| WRITTEN INSTRUCTION |
Report the count of lines holding "data" in the records, with no other words.

| SUPPLIED INFORMATION |
================

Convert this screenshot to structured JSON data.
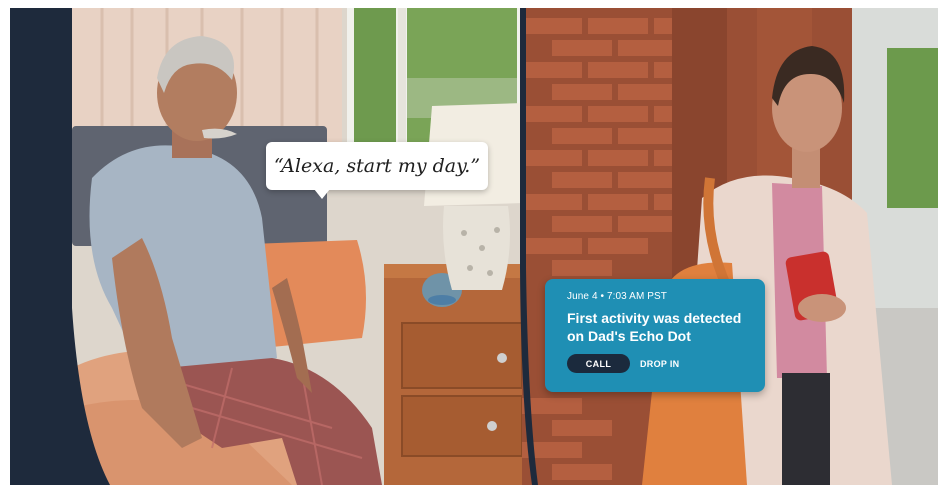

================

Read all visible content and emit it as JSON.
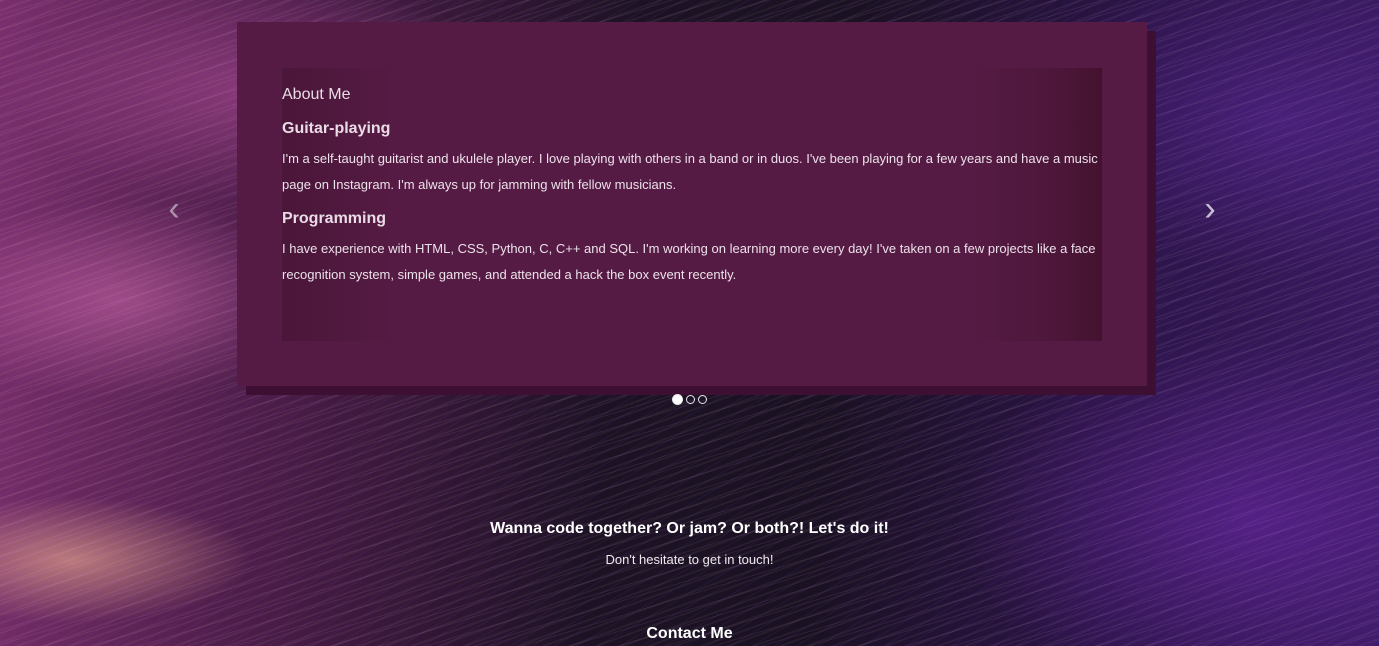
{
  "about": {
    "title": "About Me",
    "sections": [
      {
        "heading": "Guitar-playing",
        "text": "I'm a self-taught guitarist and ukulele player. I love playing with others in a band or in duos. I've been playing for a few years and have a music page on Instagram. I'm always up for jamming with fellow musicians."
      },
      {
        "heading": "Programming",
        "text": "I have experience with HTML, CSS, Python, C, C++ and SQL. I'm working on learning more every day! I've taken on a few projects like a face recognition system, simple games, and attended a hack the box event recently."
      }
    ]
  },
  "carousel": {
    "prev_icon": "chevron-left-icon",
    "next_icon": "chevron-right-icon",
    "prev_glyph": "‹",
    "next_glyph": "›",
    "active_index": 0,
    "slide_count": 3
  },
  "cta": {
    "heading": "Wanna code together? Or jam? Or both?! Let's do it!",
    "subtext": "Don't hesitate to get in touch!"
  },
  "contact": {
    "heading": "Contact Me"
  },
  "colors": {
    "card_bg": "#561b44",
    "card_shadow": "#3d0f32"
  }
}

================

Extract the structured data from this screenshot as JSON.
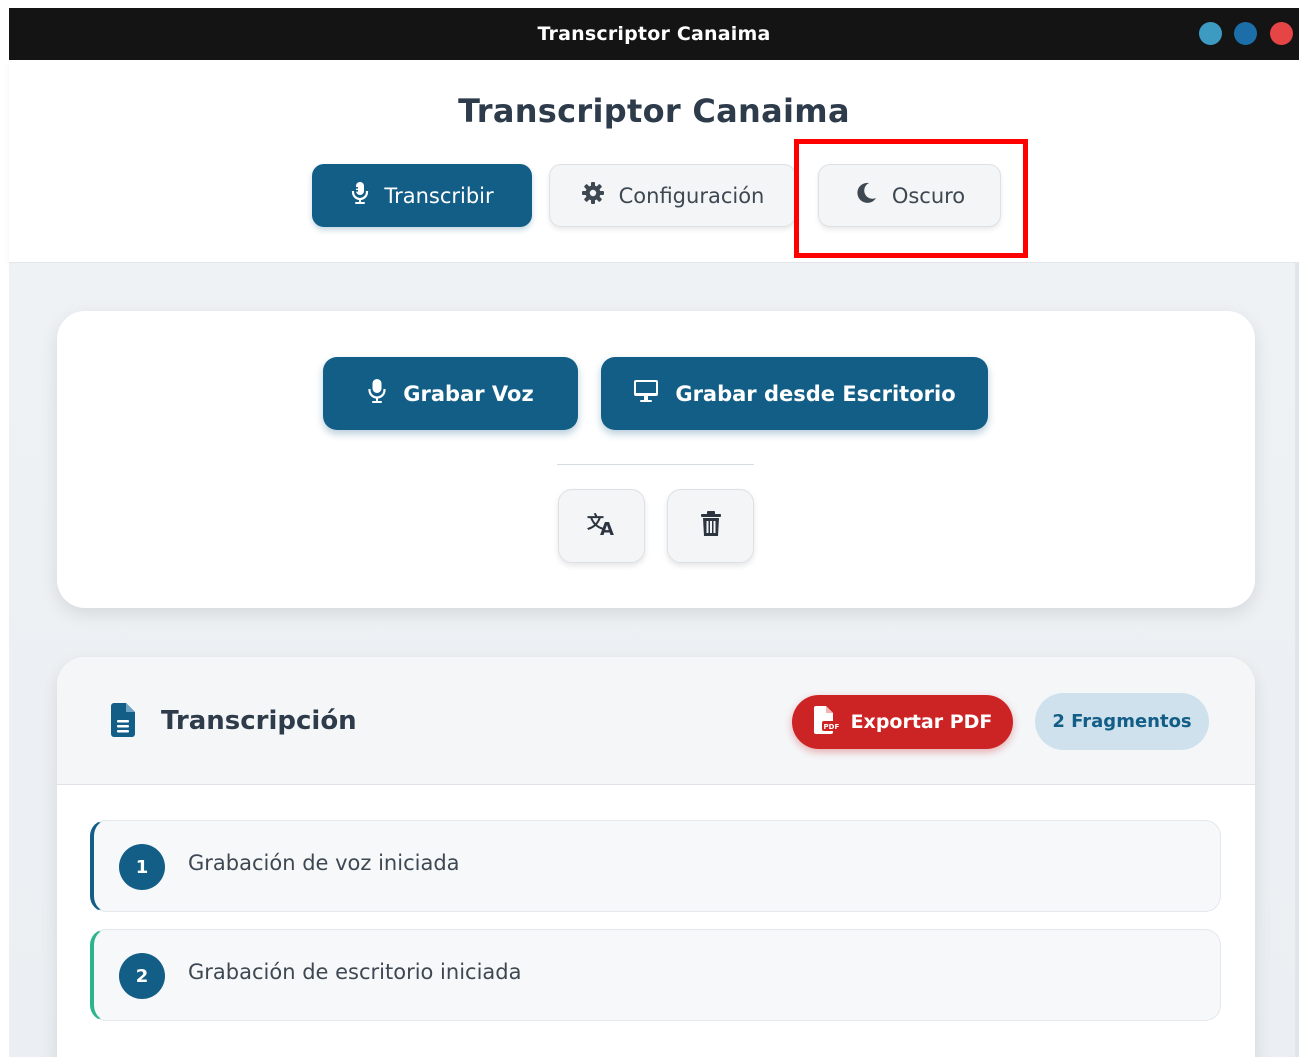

================

| OUTPUT OF THE EXERCISE |
2